>> Start

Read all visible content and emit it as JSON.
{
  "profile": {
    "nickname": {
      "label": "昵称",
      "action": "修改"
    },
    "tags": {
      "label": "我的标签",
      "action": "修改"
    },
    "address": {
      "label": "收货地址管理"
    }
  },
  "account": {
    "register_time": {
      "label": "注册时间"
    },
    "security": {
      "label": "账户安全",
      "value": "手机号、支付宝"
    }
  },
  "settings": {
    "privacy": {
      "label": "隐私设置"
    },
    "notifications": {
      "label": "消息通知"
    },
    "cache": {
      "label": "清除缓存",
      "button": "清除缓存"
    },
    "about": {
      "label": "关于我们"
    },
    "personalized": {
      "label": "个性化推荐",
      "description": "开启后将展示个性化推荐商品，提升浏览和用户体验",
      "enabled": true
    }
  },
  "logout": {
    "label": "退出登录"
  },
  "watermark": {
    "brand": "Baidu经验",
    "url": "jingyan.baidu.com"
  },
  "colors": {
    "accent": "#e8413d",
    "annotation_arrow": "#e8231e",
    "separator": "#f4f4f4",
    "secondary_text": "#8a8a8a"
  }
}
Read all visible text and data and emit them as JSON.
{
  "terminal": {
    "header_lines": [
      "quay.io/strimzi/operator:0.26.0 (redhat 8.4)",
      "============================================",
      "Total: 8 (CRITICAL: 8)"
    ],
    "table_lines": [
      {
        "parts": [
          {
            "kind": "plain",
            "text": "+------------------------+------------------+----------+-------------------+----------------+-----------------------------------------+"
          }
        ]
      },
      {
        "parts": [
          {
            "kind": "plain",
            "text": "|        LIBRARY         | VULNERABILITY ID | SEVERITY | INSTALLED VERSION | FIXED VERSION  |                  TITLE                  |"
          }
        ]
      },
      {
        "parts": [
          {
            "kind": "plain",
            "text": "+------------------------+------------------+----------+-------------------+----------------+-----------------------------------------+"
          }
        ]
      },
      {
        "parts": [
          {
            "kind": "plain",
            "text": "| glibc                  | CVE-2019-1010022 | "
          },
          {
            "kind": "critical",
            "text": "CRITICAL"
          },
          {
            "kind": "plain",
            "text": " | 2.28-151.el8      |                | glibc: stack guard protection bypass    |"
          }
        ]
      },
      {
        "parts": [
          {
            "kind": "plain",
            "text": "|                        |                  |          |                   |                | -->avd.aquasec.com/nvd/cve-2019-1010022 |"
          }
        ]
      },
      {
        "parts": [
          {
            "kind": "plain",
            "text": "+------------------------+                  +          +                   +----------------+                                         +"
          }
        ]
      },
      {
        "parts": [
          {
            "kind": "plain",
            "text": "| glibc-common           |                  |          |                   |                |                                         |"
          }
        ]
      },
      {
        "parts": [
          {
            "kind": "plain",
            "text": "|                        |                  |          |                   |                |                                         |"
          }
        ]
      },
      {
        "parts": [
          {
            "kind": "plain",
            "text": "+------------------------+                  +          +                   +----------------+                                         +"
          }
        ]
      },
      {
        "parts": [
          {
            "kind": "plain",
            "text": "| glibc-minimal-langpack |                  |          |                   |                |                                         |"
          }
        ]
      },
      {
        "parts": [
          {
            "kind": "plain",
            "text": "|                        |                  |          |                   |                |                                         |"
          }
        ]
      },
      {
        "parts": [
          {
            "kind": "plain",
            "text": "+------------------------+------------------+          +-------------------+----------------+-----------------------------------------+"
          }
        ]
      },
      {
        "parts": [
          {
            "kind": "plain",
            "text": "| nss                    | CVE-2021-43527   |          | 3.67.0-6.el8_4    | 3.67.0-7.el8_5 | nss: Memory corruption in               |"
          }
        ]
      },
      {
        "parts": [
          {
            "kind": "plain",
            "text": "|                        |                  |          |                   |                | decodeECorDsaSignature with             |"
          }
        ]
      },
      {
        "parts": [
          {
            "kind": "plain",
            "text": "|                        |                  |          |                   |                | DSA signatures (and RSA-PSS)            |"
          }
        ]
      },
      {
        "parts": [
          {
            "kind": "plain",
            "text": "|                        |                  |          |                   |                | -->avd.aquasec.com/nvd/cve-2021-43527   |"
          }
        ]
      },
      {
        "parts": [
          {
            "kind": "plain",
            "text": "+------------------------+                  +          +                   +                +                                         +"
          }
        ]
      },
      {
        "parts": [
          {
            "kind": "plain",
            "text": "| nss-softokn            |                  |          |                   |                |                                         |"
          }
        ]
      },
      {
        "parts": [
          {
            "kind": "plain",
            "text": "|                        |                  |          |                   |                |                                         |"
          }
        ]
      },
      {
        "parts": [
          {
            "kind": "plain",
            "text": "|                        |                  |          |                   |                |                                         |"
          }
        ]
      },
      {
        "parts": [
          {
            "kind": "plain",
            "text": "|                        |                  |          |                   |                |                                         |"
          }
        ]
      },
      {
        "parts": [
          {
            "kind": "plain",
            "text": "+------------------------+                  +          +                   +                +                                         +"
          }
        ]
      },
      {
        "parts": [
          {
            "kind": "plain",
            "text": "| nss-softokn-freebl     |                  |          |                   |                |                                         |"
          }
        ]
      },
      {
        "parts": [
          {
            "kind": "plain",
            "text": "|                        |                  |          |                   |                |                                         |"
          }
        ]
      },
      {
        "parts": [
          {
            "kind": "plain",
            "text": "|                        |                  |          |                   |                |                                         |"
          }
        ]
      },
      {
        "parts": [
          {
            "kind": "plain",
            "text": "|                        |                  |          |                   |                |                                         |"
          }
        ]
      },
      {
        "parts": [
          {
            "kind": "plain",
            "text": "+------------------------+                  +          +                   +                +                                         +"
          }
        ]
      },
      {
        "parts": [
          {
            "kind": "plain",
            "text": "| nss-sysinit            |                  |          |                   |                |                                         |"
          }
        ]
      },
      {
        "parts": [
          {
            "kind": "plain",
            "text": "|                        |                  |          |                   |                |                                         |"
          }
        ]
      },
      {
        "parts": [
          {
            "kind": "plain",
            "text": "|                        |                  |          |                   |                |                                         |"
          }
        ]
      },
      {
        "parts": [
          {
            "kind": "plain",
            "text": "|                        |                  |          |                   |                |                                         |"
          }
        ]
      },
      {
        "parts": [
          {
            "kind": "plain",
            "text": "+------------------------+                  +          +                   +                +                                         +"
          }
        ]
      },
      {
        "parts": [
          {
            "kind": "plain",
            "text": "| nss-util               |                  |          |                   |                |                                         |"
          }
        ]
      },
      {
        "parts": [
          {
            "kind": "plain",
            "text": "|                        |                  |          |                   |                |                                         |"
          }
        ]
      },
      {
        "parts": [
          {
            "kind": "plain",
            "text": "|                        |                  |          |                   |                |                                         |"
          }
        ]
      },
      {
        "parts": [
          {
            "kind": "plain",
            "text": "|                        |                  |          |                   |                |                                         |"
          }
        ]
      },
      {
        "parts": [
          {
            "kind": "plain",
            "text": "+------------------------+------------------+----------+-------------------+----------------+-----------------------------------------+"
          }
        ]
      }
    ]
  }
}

>> End

◆ Exercise ◆
Extract all of the data above and output it character for character.

◆ Exercise response ◆
Read all visible content and emit it as JSON.
{
  "profile": {
    "nickname": {
      "label": "昵称",
      "action": "修改"
    },
    "tags": {
      "label": "我的标签",
      "action": "修改"
    },
    "address": {
      "label": "收货地址管理"
    }
  },
  "account": {
    "register_time": {
      "label": "注册时间"
    },
    "security": {
      "label": "账户安全",
      "value": "手机号、支付宝"
    }
  },
  "settings": {
    "privacy": {
      "label": "隐私设置"
    },
    "notifications": {
      "label": "消息通知"
    },
    "cache": {
      "label": "清除缓存",
      "button": "清除缓存"
    },
    "about": {
      "label": "关于我们"
    },
    "personalized": {
      "label": "个性化推荐",
      "description": "开启后将展示个性化推荐商品，提升浏览和用户体验",
      "enabled": true
    }
  },
  "logout": {
    "label": "退出登录"
  },
  "watermark": {
    "brand": "Baidu经验",
    "url": "jingyan.baidu.com"
  },
  "colors": {
    "accent": "#e8413d",
    "annotation_arrow": "#e8231e",
    "separator": "#f4f4f4",
    "secondary_text": "#8a8a8a"
  }
}
Read all visible text and data and emit them as JSON.
{
  "terminal": {
    "header_lines": [
      "quay.io/strimzi/operator:0.26.0 (redhat 8.4)",
      "============================================",
      "Total: 8 (CRITICAL: 8)"
    ],
    "table_lines": [
      {
        "parts": [
          {
            "kind": "plain",
            "text": "+------------------------+------------------+----------+-------------------+----------------+-----------------------------------------+"
          }
        ]
      },
      {
        "parts": [
          {
            "kind": "plain",
            "text": "|        LIBRARY         | VULNERABILITY ID | SEVERITY | INSTALLED VERSION | FIXED VERSION  |                  TITLE                  |"
          }
        ]
      },
      {
        "parts": [
          {
            "kind": "plain",
            "text": "+------------------------+------------------+----------+-------------------+----------------+-----------------------------------------+"
          }
        ]
      },
      {
        "parts": [
          {
            "kind": "plain",
            "text": "| glibc                  | CVE-2019-1010022 | "
          },
          {
            "kind": "critical",
            "text": "CRITICAL"
          },
          {
            "kind": "plain",
            "text": " | 2.28-151.el8      |                | glibc: stack guard protection bypass    |"
          }
        ]
      },
      {
        "parts": [
          {
            "kind": "plain",
            "text": "|                        |                  |          |                   |                | -->avd.aquasec.com/nvd/cve-2019-1010022 |"
          }
        ]
      },
      {
        "parts": [
          {
            "kind": "plain",
            "text": "+------------------------+                  +          +                   +----------------+                                         +"
          }
        ]
      },
      {
        "parts": [
          {
            "kind": "plain",
            "text": "| glibc-common           |                  |          |                   |                |                                         |"
          }
        ]
      },
      {
        "parts": [
          {
            "kind": "plain",
            "text": "|                        |                  |          |                   |                |                                         |"
          }
        ]
      },
      {
        "parts": [
          {
            "kind": "plain",
            "text": "+------------------------+                  +          +                   +----------------+                                         +"
          }
        ]
      },
      {
        "parts": [
          {
            "kind": "plain",
            "text": "| glibc-minimal-langpack |                  |          |                   |                |                                         |"
          }
        ]
      },
      {
        "parts": [
          {
            "kind": "plain",
            "text": "|                        |                  |          |                   |                |                                         |"
          }
        ]
      },
      {
        "parts": [
          {
            "kind": "plain",
            "text": "+------------------------+------------------+          +-------------------+----------------+-----------------------------------------+"
          }
        ]
      },
      {
        "parts": [
          {
            "kind": "plain",
            "text": "| nss                    | CVE-2021-43527   |          | 3.67.0-6.el8_4    | 3.67.0-7.el8_5 | nss: Memory corruption in               |"
          }
        ]
      },
      {
        "parts": [
          {
            "kind": "plain",
            "text": "|                        |                  |          |                   |                | decodeECorDsaSignature with             |"
          }
        ]
      },
      {
        "parts": [
          {
            "kind": "plain",
            "text": "|                        |                  |          |                   |                | DSA signatures (and RSA-PSS)            |"
          }
        ]
      },
      {
        "parts": [
          {
            "kind": "plain",
            "text": "|                        |                  |          |                   |                | -->avd.aquasec.com/nvd/cve-2021-43527   |"
          }
        ]
      },
      {
        "parts": [
          {
            "kind": "plain",
            "text": "+------------------------+                  +          +                   +                +                                         +"
          }
        ]
      },
      {
        "parts": [
          {
            "kind": "plain",
            "text": "| nss-softokn            |                  |          |                   |                |                                         |"
          }
        ]
      },
      {
        "parts": [
          {
            "kind": "plain",
            "text": "|                        |                  |          |                   |                |                                         |"
          }
        ]
      },
      {
        "parts": [
          {
            "kind": "plain",
            "text": "|                        |                  |          |                   |                |                                         |"
          }
        ]
      },
      {
        "parts": [
          {
            "kind": "plain",
            "text": "|                        |                  |          |                   |                |                                         |"
          }
        ]
      },
      {
        "parts": [
          {
            "kind": "plain",
            "text": "+------------------------+                  +          +                   +                +                                         +"
          }
        ]
      },
      {
        "parts": [
          {
            "kind": "plain",
            "text": "| nss-softokn-freebl     |                  |          |                   |                |                                         |"
          }
        ]
      },
      {
        "parts": [
          {
            "kind": "plain",
            "text": "|                        |                  |          |                   |                |                                         |"
          }
        ]
      },
      {
        "parts": [
          {
            "kind": "plain",
            "text": "|                        |                  |          |                   |                |                                         |"
          }
        ]
      },
      {
        "parts": [
          {
            "kind": "plain",
            "text": "|                        |                  |          |                   |                |                                         |"
          }
        ]
      },
      {
        "parts": [
          {
            "kind": "plain",
            "text": "+------------------------+                  +          +                   +                +                                         +"
          }
        ]
      },
      {
        "parts": [
          {
            "kind": "plain",
            "text": "| nss-sysinit            |                  |          |                   |                |                                         |"
          }
        ]
      },
      {
        "parts": [
          {
            "kind": "plain",
            "text": "|                        |                  |          |                   |                |                                         |"
          }
        ]
      },
      {
        "parts": [
          {
            "kind": "plain",
            "text": "|                        |                  |          |                   |                |                                         |"
          }
        ]
      },
      {
        "parts": [
          {
            "kind": "plain",
            "text": "|                        |                  |          |                   |                |                                         |"
          }
        ]
      },
      {
        "parts": [
          {
            "kind": "plain",
            "text": "+------------------------+                  +          +                   +                +                                         +"
          }
        ]
      },
      {
        "parts": [
          {
            "kind": "plain",
            "text": "| nss-util               |                  |          |                   |                |                                         |"
          }
        ]
      },
      {
        "parts": [
          {
            "kind": "plain",
            "text": "|                        |                  |          |                   |                |                                         |"
          }
        ]
      },
      {
        "parts": [
          {
            "kind": "plain",
            "text": "|                        |                  |          |                   |                |                                         |"
          }
        ]
      },
      {
        "parts": [
          {
            "kind": "plain",
            "text": "|                        |                  |          |                   |                |                                         |"
          }
        ]
      },
      {
        "parts": [
          {
            "kind": "plain",
            "text": "+------------------------+------------------+----------+-------------------+----------------+-----------------------------------------+"
          }
        ]
      }
    ]
  }
}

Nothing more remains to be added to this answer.